What the task asks
Do not include the pictures; repeat the rest of the data exactly.

Data supplied
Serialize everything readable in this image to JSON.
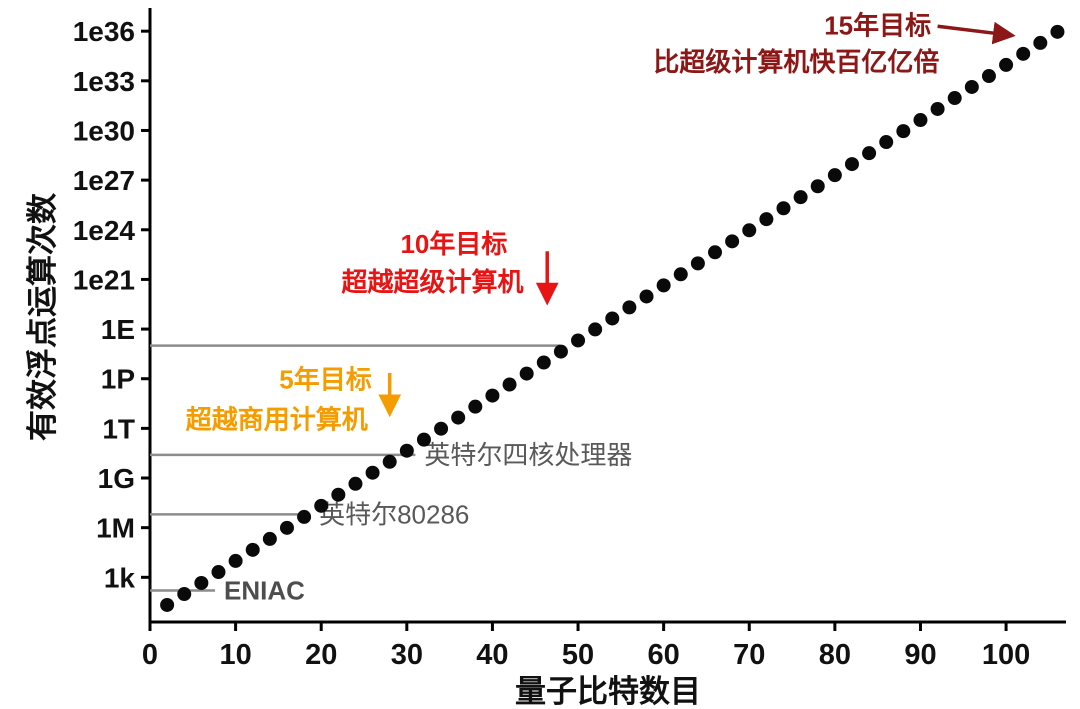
{
  "chart_data": {
    "type": "scatter",
    "title": "",
    "xlabel": "量子比特数目",
    "ylabel": "有效浮点运算次数",
    "xlim": [
      0,
      107
    ],
    "ylim_log10": [
      0.3,
      37.4
    ],
    "grid": false,
    "point_color": "#0a0a0a",
    "point_radius": 7,
    "x_ticks": [
      0,
      10,
      20,
      30,
      40,
      50,
      60,
      70,
      80,
      90,
      100
    ],
    "y_ticks": [
      {
        "label": "1e36",
        "log10": 36
      },
      {
        "label": "1e33",
        "log10": 33
      },
      {
        "label": "1e30",
        "log10": 30
      },
      {
        "label": "1e27",
        "log10": 27
      },
      {
        "label": "1e24",
        "log10": 24
      },
      {
        "label": "1e21",
        "log10": 21
      },
      {
        "label": "1E",
        "log10": 18
      },
      {
        "label": "1P",
        "log10": 15
      },
      {
        "label": "1T",
        "log10": 12
      },
      {
        "label": "1G",
        "log10": 9
      },
      {
        "label": "1M",
        "log10": 6
      },
      {
        "label": "1k",
        "log10": 3
      }
    ],
    "points": [
      [
        2,
        1.33
      ],
      [
        4,
        1.99
      ],
      [
        6,
        2.66
      ],
      [
        8,
        3.32
      ],
      [
        10,
        3.99
      ],
      [
        12,
        4.66
      ],
      [
        14,
        5.32
      ],
      [
        16,
        5.99
      ],
      [
        18,
        6.65
      ],
      [
        20,
        7.32
      ],
      [
        22,
        7.99
      ],
      [
        24,
        8.65
      ],
      [
        26,
        9.32
      ],
      [
        28,
        9.98
      ],
      [
        30,
        10.65
      ],
      [
        32,
        11.32
      ],
      [
        34,
        11.98
      ],
      [
        36,
        12.65
      ],
      [
        38,
        13.31
      ],
      [
        40,
        13.98
      ],
      [
        42,
        14.65
      ],
      [
        44,
        15.31
      ],
      [
        46,
        15.98
      ],
      [
        48,
        16.64
      ],
      [
        50,
        17.31
      ],
      [
        52,
        17.98
      ],
      [
        54,
        18.64
      ],
      [
        56,
        19.31
      ],
      [
        58,
        19.97
      ],
      [
        60,
        20.64
      ],
      [
        62,
        21.31
      ],
      [
        64,
        21.97
      ],
      [
        66,
        22.64
      ],
      [
        68,
        23.3
      ],
      [
        70,
        23.97
      ],
      [
        72,
        24.64
      ],
      [
        74,
        25.3
      ],
      [
        76,
        25.97
      ],
      [
        78,
        26.63
      ],
      [
        80,
        27.3
      ],
      [
        82,
        27.97
      ],
      [
        84,
        28.63
      ],
      [
        86,
        29.3
      ],
      [
        88,
        29.96
      ],
      [
        90,
        30.63
      ],
      [
        92,
        31.3
      ],
      [
        94,
        31.96
      ],
      [
        96,
        32.63
      ],
      [
        98,
        33.29
      ],
      [
        100,
        33.96
      ],
      [
        102,
        34.63
      ],
      [
        104,
        35.29
      ],
      [
        106,
        35.96
      ]
    ],
    "reference_lines": [
      {
        "name": "supercomputer-level",
        "log10y": 17.0,
        "x_start": 0,
        "x_end": 47.9,
        "label": "",
        "color": "#8c8c8c",
        "label_color": "#595959",
        "label_bold": false
      },
      {
        "name": "intel-quadcore",
        "log10y": 10.4,
        "x_start": 0,
        "x_end": 31.0,
        "label": "英特尔四核处理器",
        "color": "#8c8c8c",
        "label_color": "#595959",
        "label_bold": false
      },
      {
        "name": "intel-80286",
        "log10y": 6.8,
        "x_start": 0,
        "x_end": 18.7,
        "label": "英特尔80286",
        "color": "#8c8c8c",
        "label_color": "#595959",
        "label_bold": false
      },
      {
        "name": "eniac",
        "log10y": 2.2,
        "x_start": 0,
        "x_end": 7.6,
        "label": "ENIAC",
        "color": "#8c8c8c",
        "label_color": "#4d4d4d",
        "label_bold": true
      }
    ],
    "annotations": [
      {
        "name": "goal-15y",
        "color": "#8b1717",
        "font_size": 26,
        "lines": [
          {
            "text": "15年目标",
            "x": 85.0,
            "log10y": 36.35
          },
          {
            "text": "比超级计算机快百亿亿倍",
            "x": 75.5,
            "log10y": 34.15
          }
        ],
        "arrow": {
          "x1": 92.0,
          "log10y1": 36.3,
          "x2": 100.6,
          "log10y2": 35.75
        }
      },
      {
        "name": "goal-10y",
        "color": "#e81313",
        "font_size": 26,
        "lines": [
          {
            "text": "10年目标",
            "x": 35.5,
            "log10y": 23.15
          },
          {
            "text": "超越超级计算机",
            "x": 33.0,
            "log10y": 20.85
          }
        ],
        "arrow": {
          "x1": 46.4,
          "log10y1": 22.7,
          "x2": 46.4,
          "log10y2": 19.7
        }
      },
      {
        "name": "goal-5y",
        "color": "#f59c00",
        "font_size": 26,
        "lines": [
          {
            "text": "5年目标",
            "x": 20.5,
            "log10y": 14.95
          },
          {
            "text": "超越商用计算机",
            "x": 14.8,
            "log10y": 12.55
          }
        ],
        "arrow": {
          "x1": 28.0,
          "log10y1": 15.35,
          "x2": 28.0,
          "log10y2": 12.95
        }
      }
    ]
  }
}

Finished task
Serialize everything readable in this image to JSON.
{
  "chart_data": {
    "type": "scatter",
    "title": "",
    "xlabel": "量子比特数目",
    "ylabel": "有效浮点运算次数",
    "xlim": [
      0,
      107
    ],
    "ylim_log10": [
      0.3,
      37.4
    ],
    "grid": false,
    "point_color": "#0a0a0a",
    "point_radius": 7,
    "x_ticks": [
      0,
      10,
      20,
      30,
      40,
      50,
      60,
      70,
      80,
      90,
      100
    ],
    "y_ticks": [
      {
        "label": "1e36",
        "log10": 36
      },
      {
        "label": "1e33",
        "log10": 33
      },
      {
        "label": "1e30",
        "log10": 30
      },
      {
        "label": "1e27",
        "log10": 27
      },
      {
        "label": "1e24",
        "log10": 24
      },
      {
        "label": "1e21",
        "log10": 21
      },
      {
        "label": "1E",
        "log10": 18
      },
      {
        "label": "1P",
        "log10": 15
      },
      {
        "label": "1T",
        "log10": 12
      },
      {
        "label": "1G",
        "log10": 9
      },
      {
        "label": "1M",
        "log10": 6
      },
      {
        "label": "1k",
        "log10": 3
      }
    ],
    "points": [
      [
        2,
        1.33
      ],
      [
        4,
        1.99
      ],
      [
        6,
        2.66
      ],
      [
        8,
        3.32
      ],
      [
        10,
        3.99
      ],
      [
        12,
        4.66
      ],
      [
        14,
        5.32
      ],
      [
        16,
        5.99
      ],
      [
        18,
        6.65
      ],
      [
        20,
        7.32
      ],
      [
        22,
        7.99
      ],
      [
        24,
        8.65
      ],
      [
        26,
        9.32
      ],
      [
        28,
        9.98
      ],
      [
        30,
        10.65
      ],
      [
        32,
        11.32
      ],
      [
        34,
        11.98
      ],
      [
        36,
        12.65
      ],
      [
        38,
        13.31
      ],
      [
        40,
        13.98
      ],
      [
        42,
        14.65
      ],
      [
        44,
        15.31
      ],
      [
        46,
        15.98
      ],
      [
        48,
        16.64
      ],
      [
        50,
        17.31
      ],
      [
        52,
        17.98
      ],
      [
        54,
        18.64
      ],
      [
        56,
        19.31
      ],
      [
        58,
        19.97
      ],
      [
        60,
        20.64
      ],
      [
        62,
        21.31
      ],
      [
        64,
        21.97
      ],
      [
        66,
        22.64
      ],
      [
        68,
        23.3
      ],
      [
        70,
        23.97
      ],
      [
        72,
        24.64
      ],
      [
        74,
        25.3
      ],
      [
        76,
        25.97
      ],
      [
        78,
        26.63
      ],
      [
        80,
        27.3
      ],
      [
        82,
        27.97
      ],
      [
        84,
        28.63
      ],
      [
        86,
        29.3
      ],
      [
        88,
        29.96
      ],
      [
        90,
        30.63
      ],
      [
        92,
        31.3
      ],
      [
        94,
        31.96
      ],
      [
        96,
        32.63
      ],
      [
        98,
        33.29
      ],
      [
        100,
        33.96
      ],
      [
        102,
        34.63
      ],
      [
        104,
        35.29
      ],
      [
        106,
        35.96
      ]
    ],
    "reference_lines": [
      {
        "name": "supercomputer-level",
        "log10y": 17.0,
        "x_start": 0,
        "x_end": 47.9,
        "label": "",
        "color": "#8c8c8c",
        "label_color": "#595959",
        "label_bold": false
      },
      {
        "name": "intel-quadcore",
        "log10y": 10.4,
        "x_start": 0,
        "x_end": 31.0,
        "label": "英特尔四核处理器",
        "color": "#8c8c8c",
        "label_color": "#595959",
        "label_bold": false
      },
      {
        "name": "intel-80286",
        "log10y": 6.8,
        "x_start": 0,
        "x_end": 18.7,
        "label": "英特尔80286",
        "color": "#8c8c8c",
        "label_color": "#595959",
        "label_bold": false
      },
      {
        "name": "eniac",
        "log10y": 2.2,
        "x_start": 0,
        "x_end": 7.6,
        "label": "ENIAC",
        "color": "#8c8c8c",
        "label_color": "#4d4d4d",
        "label_bold": true
      }
    ],
    "annotations": [
      {
        "name": "goal-15y",
        "color": "#8b1717",
        "font_size": 26,
        "lines": [
          {
            "text": "15年目标",
            "x": 85.0,
            "log10y": 36.35
          },
          {
            "text": "比超级计算机快百亿亿倍",
            "x": 75.5,
            "log10y": 34.15
          }
        ],
        "arrow": {
          "x1": 92.0,
          "log10y1": 36.3,
          "x2": 100.6,
          "log10y2": 35.75
        }
      },
      {
        "name": "goal-10y",
        "color": "#e81313",
        "font_size": 26,
        "lines": [
          {
            "text": "10年目标",
            "x": 35.5,
            "log10y": 23.15
          },
          {
            "text": "超越超级计算机",
            "x": 33.0,
            "log10y": 20.85
          }
        ],
        "arrow": {
          "x1": 46.4,
          "log10y1": 22.7,
          "x2": 46.4,
          "log10y2": 19.7
        }
      },
      {
        "name": "goal-5y",
        "color": "#f59c00",
        "font_size": 26,
        "lines": [
          {
            "text": "5年目标",
            "x": 20.5,
            "log10y": 14.95
          },
          {
            "text": "超越商用计算机",
            "x": 14.8,
            "log10y": 12.55
          }
        ],
        "arrow": {
          "x1": 28.0,
          "log10y1": 15.35,
          "x2": 28.0,
          "log10y2": 12.95
        }
      }
    ]
  }
}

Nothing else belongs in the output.